Skip every picture and transcribe the remaining material exactly.

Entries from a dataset
§ §
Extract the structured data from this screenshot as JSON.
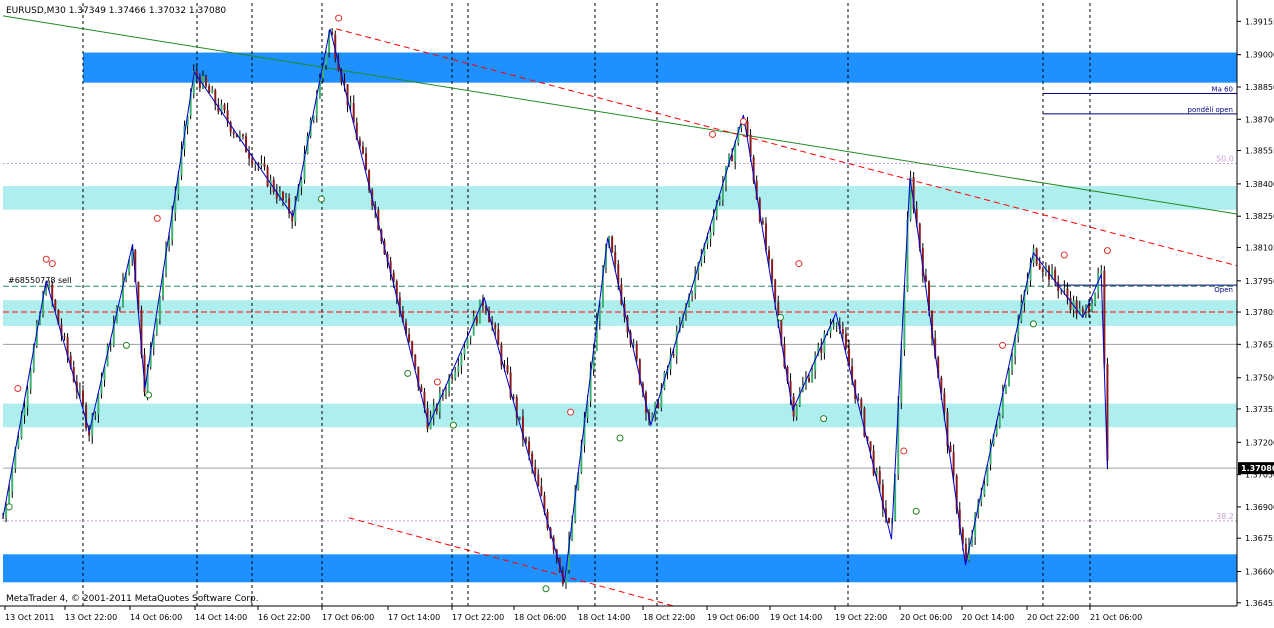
{
  "header": {
    "symbol_timeframe": "EURUSD,M30",
    "ohlc": "1.37349 1.37466 1.37032 1.37080"
  },
  "footer": {
    "copyright": "MetaTrader 4, © 2001-2011 MetaQuotes Software Corp."
  },
  "chart_data": {
    "type": "candlestick",
    "symbol": "EURUSD",
    "timeframe": "M30",
    "current_price": 1.3708,
    "current_price_label": "1.37080",
    "ylim": [
      1.3644,
      1.3924
    ],
    "y_ticks": [
      "1.39155",
      "1.39000",
      "1.38850",
      "1.38700",
      "1.38555",
      "1.38400",
      "1.38250",
      "1.38105",
      "1.37950",
      "1.37805",
      "1.37655",
      "1.37500",
      "1.37355",
      "1.37200",
      "1.37050",
      "1.36900",
      "1.36755",
      "1.36600",
      "1.36455"
    ],
    "x_labels": [
      "13 Oct 2011",
      "13 Oct 22:00",
      "14 Oct 06:00",
      "14 Oct 14:00",
      "16 Oct 22:00",
      "17 Oct 06:00",
      "17 Oct 14:00",
      "17 Oct 22:00",
      "18 Oct 06:00",
      "18 Oct 14:00",
      "18 Oct 22:00",
      "19 Oct 06:00",
      "19 Oct 14:00",
      "19 Oct 22:00",
      "20 Oct 06:00",
      "20 Oct 14:00",
      "20 Oct 22:00",
      "21 Oct 06:00"
    ],
    "zones": [
      {
        "from": 1.3887,
        "to": 1.3901,
        "color": "#1e90ff"
      },
      {
        "from": 1.3828,
        "to": 1.3839,
        "color": "#afeeee"
      },
      {
        "from": 1.3774,
        "to": 1.3786,
        "color": "#afeeee"
      },
      {
        "from": 1.3727,
        "to": 1.3738,
        "color": "#afeeee"
      },
      {
        "from": 1.3655,
        "to": 1.3668,
        "color": "#1e90ff"
      }
    ],
    "order_line": {
      "label": "#68550778 sell",
      "price": 1.37925,
      "color": "#2e8b57"
    },
    "stop_line": {
      "price": 1.37805,
      "color": "#ff0000"
    },
    "fib_levels": [
      {
        "label": "50.0",
        "price": 1.38495
      },
      {
        "label": "38.2",
        "price": 1.36835
      }
    ],
    "gray_lines": [
      1.37655,
      1.3708
    ],
    "ma_label": "Ma 60",
    "ma_price": 1.3882,
    "pond_label": "pondělí open",
    "pond_price": 1.38725,
    "open_label": "Open",
    "open_price": 1.3793,
    "trend_green": {
      "from": [
        0.0,
        1.3918
      ],
      "to": [
        1.0,
        1.3826
      ],
      "color": "#228b22"
    },
    "trend_red_upper": {
      "from": [
        0.27,
        1.3912
      ],
      "to": [
        1.0,
        1.3802
      ],
      "color": "#ff0000"
    },
    "trend_red_lower": {
      "from": [
        0.28,
        1.3685
      ],
      "to": [
        0.55,
        1.3643
      ],
      "color": "#ff0000"
    },
    "zigzag": [
      [
        0.0,
        1.3685
      ],
      [
        0.035,
        1.3795
      ],
      [
        0.07,
        1.3725
      ],
      [
        0.105,
        1.3812
      ],
      [
        0.115,
        1.3745
      ],
      [
        0.155,
        1.3892
      ],
      [
        0.235,
        1.3825
      ],
      [
        0.265,
        1.3912
      ],
      [
        0.345,
        1.3728
      ],
      [
        0.39,
        1.3787
      ],
      [
        0.455,
        1.3655
      ],
      [
        0.49,
        1.3815
      ],
      [
        0.525,
        1.3728
      ],
      [
        0.6,
        1.3872
      ],
      [
        0.64,
        1.3735
      ],
      [
        0.675,
        1.378
      ],
      [
        0.72,
        1.3675
      ],
      [
        0.735,
        1.3843
      ],
      [
        0.78,
        1.3663
      ],
      [
        0.835,
        1.3808
      ],
      [
        0.875,
        1.3778
      ],
      [
        0.89,
        1.3798
      ],
      [
        0.895,
        1.3708
      ]
    ],
    "marks_red": [
      [
        0.012,
        1.3745
      ],
      [
        0.035,
        1.3805
      ],
      [
        0.04,
        1.3803
      ],
      [
        0.125,
        1.3824
      ],
      [
        0.272,
        1.3917
      ],
      [
        0.352,
        1.3748
      ],
      [
        0.46,
        1.3734
      ],
      [
        0.575,
        1.3863
      ],
      [
        0.6,
        1.3869
      ],
      [
        0.645,
        1.3803
      ],
      [
        0.73,
        1.3716
      ],
      [
        0.81,
        1.3765
      ],
      [
        0.86,
        1.3807
      ],
      [
        0.895,
        1.3809
      ]
    ],
    "marks_green": [
      [
        0.005,
        1.369
      ],
      [
        0.1,
        1.3765
      ],
      [
        0.118,
        1.3742
      ],
      [
        0.258,
        1.3833
      ],
      [
        0.328,
        1.3752
      ],
      [
        0.365,
        1.3728
      ],
      [
        0.44,
        1.3652
      ],
      [
        0.5,
        1.3722
      ],
      [
        0.63,
        1.3778
      ],
      [
        0.665,
        1.3731
      ],
      [
        0.74,
        1.3688
      ],
      [
        0.835,
        1.3775
      ]
    ],
    "candles": "generated"
  }
}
§ §
- _RESPONSE TO THE TASK_:
Extract the structured data from this screenshot as JSON.
{
  "header": {
    "symbol_timeframe": "EURUSD,M30",
    "ohlc": "1.37349 1.37466 1.37032 1.37080"
  },
  "footer": {
    "copyright": "MetaTrader 4, © 2001-2011 MetaQuotes Software Corp."
  },
  "chart_data": {
    "type": "candlestick",
    "symbol": "EURUSD",
    "timeframe": "M30",
    "current_price": 1.3708,
    "current_price_label": "1.37080",
    "ylim": [
      1.3644,
      1.3924
    ],
    "y_ticks": [
      "1.39155",
      "1.39000",
      "1.38850",
      "1.38700",
      "1.38555",
      "1.38400",
      "1.38250",
      "1.38105",
      "1.37950",
      "1.37805",
      "1.37655",
      "1.37500",
      "1.37355",
      "1.37200",
      "1.37050",
      "1.36900",
      "1.36755",
      "1.36600",
      "1.36455"
    ],
    "x_labels": [
      "13 Oct 2011",
      "13 Oct 22:00",
      "14 Oct 06:00",
      "14 Oct 14:00",
      "16 Oct 22:00",
      "17 Oct 06:00",
      "17 Oct 14:00",
      "17 Oct 22:00",
      "18 Oct 06:00",
      "18 Oct 14:00",
      "18 Oct 22:00",
      "19 Oct 06:00",
      "19 Oct 14:00",
      "19 Oct 22:00",
      "20 Oct 06:00",
      "20 Oct 14:00",
      "20 Oct 22:00",
      "21 Oct 06:00"
    ],
    "zones": [
      {
        "from": 1.3887,
        "to": 1.3901,
        "color": "#1e90ff"
      },
      {
        "from": 1.3828,
        "to": 1.3839,
        "color": "#afeeee"
      },
      {
        "from": 1.3774,
        "to": 1.3786,
        "color": "#afeeee"
      },
      {
        "from": 1.3727,
        "to": 1.3738,
        "color": "#afeeee"
      },
      {
        "from": 1.3655,
        "to": 1.3668,
        "color": "#1e90ff"
      }
    ],
    "order_line": {
      "label": "#68550778 sell",
      "price": 1.37925,
      "color": "#2e8b57"
    },
    "stop_line": {
      "price": 1.37805,
      "color": "#ff0000"
    },
    "fib_levels": [
      {
        "label": "50.0",
        "price": 1.38495
      },
      {
        "label": "38.2",
        "price": 1.36835
      }
    ],
    "gray_lines": [
      1.37655,
      1.3708
    ],
    "ma_label": "Ma 60",
    "ma_price": 1.3882,
    "pond_label": "pondělí open",
    "pond_price": 1.38725,
    "open_label": "Open",
    "open_price": 1.3793,
    "trend_green": {
      "from": [
        0.0,
        1.3918
      ],
      "to": [
        1.0,
        1.3826
      ],
      "color": "#228b22"
    },
    "trend_red_upper": {
      "from": [
        0.27,
        1.3912
      ],
      "to": [
        1.0,
        1.3802
      ],
      "color": "#ff0000"
    },
    "trend_red_lower": {
      "from": [
        0.28,
        1.3685
      ],
      "to": [
        0.55,
        1.3643
      ],
      "color": "#ff0000"
    },
    "zigzag": [
      [
        0.0,
        1.3685
      ],
      [
        0.035,
        1.3795
      ],
      [
        0.07,
        1.3725
      ],
      [
        0.105,
        1.3812
      ],
      [
        0.115,
        1.3745
      ],
      [
        0.155,
        1.3892
      ],
      [
        0.235,
        1.3825
      ],
      [
        0.265,
        1.3912
      ],
      [
        0.345,
        1.3728
      ],
      [
        0.39,
        1.3787
      ],
      [
        0.455,
        1.3655
      ],
      [
        0.49,
        1.3815
      ],
      [
        0.525,
        1.3728
      ],
      [
        0.6,
        1.3872
      ],
      [
        0.64,
        1.3735
      ],
      [
        0.675,
        1.378
      ],
      [
        0.72,
        1.3675
      ],
      [
        0.735,
        1.3843
      ],
      [
        0.78,
        1.3663
      ],
      [
        0.835,
        1.3808
      ],
      [
        0.875,
        1.3778
      ],
      [
        0.89,
        1.3798
      ],
      [
        0.895,
        1.3708
      ]
    ],
    "marks_red": [
      [
        0.012,
        1.3745
      ],
      [
        0.035,
        1.3805
      ],
      [
        0.04,
        1.3803
      ],
      [
        0.125,
        1.3824
      ],
      [
        0.272,
        1.3917
      ],
      [
        0.352,
        1.3748
      ],
      [
        0.46,
        1.3734
      ],
      [
        0.575,
        1.3863
      ],
      [
        0.6,
        1.3869
      ],
      [
        0.645,
        1.3803
      ],
      [
        0.73,
        1.3716
      ],
      [
        0.81,
        1.3765
      ],
      [
        0.86,
        1.3807
      ],
      [
        0.895,
        1.3809
      ]
    ],
    "marks_green": [
      [
        0.005,
        1.369
      ],
      [
        0.1,
        1.3765
      ],
      [
        0.118,
        1.3742
      ],
      [
        0.258,
        1.3833
      ],
      [
        0.328,
        1.3752
      ],
      [
        0.365,
        1.3728
      ],
      [
        0.44,
        1.3652
      ],
      [
        0.5,
        1.3722
      ],
      [
        0.63,
        1.3778
      ],
      [
        0.665,
        1.3731
      ],
      [
        0.74,
        1.3688
      ],
      [
        0.835,
        1.3775
      ]
    ],
    "candles": "generated"
  }
}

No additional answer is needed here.